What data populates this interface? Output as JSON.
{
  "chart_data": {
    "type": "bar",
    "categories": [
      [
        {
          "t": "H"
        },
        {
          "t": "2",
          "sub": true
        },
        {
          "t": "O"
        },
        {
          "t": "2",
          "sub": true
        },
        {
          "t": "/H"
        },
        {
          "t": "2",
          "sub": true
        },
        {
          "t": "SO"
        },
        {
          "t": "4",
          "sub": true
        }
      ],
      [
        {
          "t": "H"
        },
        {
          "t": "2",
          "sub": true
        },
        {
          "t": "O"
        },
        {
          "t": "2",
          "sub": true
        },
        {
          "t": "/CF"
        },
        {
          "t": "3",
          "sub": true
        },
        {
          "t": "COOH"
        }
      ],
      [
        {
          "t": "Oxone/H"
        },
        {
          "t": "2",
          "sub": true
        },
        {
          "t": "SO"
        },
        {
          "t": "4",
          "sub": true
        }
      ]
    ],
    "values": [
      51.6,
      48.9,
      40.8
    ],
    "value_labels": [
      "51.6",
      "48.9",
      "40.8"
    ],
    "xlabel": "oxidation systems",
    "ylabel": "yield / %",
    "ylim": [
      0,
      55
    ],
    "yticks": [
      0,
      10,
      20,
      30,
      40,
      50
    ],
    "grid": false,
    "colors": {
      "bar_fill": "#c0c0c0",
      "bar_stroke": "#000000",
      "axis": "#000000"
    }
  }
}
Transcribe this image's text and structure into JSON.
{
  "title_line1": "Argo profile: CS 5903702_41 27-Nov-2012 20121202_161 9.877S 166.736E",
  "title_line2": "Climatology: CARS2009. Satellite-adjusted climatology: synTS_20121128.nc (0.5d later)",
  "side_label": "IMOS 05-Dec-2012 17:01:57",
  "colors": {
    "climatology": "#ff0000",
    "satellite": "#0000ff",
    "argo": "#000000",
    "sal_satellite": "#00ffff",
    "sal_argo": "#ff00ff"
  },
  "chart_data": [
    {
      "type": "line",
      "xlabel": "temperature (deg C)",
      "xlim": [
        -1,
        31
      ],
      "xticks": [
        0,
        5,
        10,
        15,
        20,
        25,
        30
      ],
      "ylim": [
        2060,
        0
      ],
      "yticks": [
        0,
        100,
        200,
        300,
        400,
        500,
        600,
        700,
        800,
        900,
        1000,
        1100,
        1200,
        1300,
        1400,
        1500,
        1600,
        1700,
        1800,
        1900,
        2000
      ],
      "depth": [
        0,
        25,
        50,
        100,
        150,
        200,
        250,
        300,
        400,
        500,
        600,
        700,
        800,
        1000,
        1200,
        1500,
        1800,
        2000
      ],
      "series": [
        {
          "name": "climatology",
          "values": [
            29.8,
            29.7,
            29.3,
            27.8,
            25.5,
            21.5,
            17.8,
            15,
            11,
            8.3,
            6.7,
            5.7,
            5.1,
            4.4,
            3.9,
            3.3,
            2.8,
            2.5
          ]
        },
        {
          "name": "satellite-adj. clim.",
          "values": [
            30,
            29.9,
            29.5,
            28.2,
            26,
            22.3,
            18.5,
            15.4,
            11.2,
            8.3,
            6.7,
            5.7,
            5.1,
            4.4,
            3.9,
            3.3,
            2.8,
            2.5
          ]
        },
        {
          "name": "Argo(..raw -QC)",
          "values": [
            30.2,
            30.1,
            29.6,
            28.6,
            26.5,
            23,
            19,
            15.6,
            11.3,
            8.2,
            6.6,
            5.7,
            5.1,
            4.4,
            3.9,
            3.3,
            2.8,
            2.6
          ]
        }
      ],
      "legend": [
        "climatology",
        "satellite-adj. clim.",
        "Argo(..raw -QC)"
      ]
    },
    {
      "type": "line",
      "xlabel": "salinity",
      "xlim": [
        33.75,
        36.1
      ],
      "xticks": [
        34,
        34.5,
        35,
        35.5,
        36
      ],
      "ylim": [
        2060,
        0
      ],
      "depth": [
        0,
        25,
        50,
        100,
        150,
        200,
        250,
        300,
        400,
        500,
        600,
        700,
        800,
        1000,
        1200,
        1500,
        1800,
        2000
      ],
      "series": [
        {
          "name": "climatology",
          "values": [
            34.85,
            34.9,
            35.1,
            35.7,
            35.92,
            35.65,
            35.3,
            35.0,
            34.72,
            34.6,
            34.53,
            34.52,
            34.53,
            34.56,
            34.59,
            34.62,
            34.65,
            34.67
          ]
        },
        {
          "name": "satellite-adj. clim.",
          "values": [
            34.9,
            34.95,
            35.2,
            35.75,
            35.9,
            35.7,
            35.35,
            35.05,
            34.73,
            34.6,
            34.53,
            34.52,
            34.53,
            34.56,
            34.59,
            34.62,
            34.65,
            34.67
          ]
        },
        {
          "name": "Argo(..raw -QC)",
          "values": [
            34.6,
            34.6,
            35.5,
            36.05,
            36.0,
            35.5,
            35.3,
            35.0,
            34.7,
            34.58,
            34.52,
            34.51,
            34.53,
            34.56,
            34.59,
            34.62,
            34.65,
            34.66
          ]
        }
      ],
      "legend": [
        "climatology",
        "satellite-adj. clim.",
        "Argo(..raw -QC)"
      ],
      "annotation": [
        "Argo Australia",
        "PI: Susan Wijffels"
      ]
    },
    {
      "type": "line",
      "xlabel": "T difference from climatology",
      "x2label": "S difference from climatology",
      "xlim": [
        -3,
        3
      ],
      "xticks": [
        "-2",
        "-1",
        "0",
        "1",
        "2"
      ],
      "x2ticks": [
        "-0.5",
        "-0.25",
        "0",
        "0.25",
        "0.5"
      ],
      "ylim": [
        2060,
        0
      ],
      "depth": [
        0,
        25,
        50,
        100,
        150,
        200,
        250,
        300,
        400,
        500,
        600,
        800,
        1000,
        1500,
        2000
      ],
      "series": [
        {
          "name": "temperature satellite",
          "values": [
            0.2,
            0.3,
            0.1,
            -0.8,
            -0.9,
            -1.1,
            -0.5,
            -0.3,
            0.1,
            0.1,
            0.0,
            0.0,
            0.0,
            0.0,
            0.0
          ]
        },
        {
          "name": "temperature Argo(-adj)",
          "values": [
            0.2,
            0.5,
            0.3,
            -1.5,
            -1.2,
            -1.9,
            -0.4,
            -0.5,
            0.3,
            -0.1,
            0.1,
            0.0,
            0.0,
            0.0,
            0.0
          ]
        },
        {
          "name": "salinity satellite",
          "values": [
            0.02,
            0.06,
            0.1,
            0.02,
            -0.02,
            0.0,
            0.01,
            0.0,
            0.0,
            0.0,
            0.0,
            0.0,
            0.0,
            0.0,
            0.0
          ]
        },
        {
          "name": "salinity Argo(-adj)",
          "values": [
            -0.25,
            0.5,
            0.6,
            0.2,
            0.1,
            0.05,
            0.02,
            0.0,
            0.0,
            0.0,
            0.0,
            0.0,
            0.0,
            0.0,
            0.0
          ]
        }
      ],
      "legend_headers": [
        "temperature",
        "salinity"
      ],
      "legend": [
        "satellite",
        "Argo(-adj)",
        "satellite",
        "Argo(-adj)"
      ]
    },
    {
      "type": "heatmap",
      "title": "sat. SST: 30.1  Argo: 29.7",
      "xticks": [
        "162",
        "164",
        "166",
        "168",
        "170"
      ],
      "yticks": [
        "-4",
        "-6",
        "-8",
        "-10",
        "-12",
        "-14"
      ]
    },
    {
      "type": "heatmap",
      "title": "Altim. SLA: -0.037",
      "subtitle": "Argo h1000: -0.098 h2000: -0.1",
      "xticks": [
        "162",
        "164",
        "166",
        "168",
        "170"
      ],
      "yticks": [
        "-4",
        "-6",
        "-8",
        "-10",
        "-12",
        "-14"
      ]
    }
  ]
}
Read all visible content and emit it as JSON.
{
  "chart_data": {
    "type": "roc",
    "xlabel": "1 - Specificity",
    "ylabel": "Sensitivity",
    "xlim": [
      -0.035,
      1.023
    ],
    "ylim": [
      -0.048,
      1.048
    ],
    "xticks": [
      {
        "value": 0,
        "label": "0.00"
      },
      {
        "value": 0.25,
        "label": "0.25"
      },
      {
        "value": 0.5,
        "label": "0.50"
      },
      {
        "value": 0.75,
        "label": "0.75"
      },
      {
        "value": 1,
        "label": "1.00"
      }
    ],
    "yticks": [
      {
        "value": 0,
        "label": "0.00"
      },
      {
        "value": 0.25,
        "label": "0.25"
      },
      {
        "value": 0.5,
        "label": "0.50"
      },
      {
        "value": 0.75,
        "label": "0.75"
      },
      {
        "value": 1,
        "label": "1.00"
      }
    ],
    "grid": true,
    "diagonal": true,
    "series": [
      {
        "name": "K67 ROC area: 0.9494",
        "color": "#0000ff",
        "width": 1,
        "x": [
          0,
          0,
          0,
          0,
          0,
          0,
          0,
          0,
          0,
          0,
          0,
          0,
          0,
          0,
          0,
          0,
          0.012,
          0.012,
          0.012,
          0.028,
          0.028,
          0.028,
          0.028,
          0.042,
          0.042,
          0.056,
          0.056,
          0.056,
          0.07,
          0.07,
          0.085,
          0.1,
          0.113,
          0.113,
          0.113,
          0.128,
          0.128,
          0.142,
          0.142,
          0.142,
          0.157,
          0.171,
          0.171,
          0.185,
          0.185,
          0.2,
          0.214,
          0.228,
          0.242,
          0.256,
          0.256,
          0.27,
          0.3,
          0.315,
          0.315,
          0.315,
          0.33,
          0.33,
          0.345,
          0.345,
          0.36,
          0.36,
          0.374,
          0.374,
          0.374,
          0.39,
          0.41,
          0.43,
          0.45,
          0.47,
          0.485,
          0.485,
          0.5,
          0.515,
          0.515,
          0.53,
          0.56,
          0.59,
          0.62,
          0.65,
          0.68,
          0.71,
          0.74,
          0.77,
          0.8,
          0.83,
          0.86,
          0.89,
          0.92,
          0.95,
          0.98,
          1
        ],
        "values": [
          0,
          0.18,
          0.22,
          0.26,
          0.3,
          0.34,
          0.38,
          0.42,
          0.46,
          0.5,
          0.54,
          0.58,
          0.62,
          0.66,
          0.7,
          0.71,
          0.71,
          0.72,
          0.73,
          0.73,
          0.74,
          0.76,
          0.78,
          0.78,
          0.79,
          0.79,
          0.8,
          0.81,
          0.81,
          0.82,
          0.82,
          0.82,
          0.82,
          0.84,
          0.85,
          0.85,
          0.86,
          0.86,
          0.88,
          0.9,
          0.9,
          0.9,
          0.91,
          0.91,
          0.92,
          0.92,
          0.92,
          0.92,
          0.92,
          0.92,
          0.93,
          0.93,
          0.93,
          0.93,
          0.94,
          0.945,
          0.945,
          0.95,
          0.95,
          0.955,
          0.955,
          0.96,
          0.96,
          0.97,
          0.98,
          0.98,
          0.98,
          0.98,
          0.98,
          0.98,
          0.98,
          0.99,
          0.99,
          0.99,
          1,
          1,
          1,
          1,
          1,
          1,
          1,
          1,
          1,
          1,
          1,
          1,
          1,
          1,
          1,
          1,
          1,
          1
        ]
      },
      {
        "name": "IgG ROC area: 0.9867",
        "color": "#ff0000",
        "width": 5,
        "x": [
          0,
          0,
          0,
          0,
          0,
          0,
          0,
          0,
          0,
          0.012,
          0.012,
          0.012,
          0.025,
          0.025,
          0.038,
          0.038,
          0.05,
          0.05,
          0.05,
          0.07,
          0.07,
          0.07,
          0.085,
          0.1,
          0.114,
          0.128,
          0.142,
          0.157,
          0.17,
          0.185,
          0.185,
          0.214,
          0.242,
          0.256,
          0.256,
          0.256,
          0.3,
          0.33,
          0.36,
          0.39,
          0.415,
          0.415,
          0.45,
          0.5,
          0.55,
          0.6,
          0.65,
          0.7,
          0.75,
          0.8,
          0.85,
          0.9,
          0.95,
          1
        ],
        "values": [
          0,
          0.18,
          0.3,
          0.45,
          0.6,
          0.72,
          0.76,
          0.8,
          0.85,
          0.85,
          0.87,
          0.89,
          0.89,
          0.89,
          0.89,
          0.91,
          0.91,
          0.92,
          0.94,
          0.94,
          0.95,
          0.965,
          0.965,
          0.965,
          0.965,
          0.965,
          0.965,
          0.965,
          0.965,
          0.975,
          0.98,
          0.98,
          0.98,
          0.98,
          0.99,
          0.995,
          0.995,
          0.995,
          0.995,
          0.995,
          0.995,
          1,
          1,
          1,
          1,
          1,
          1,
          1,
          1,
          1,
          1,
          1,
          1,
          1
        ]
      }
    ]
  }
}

- _Set exercise_
Find the string "from" in the entries above and return each line that holds it.

- _Response_
      "xlabel": "T difference from climatology",
      "x2label": "S difference from climatology",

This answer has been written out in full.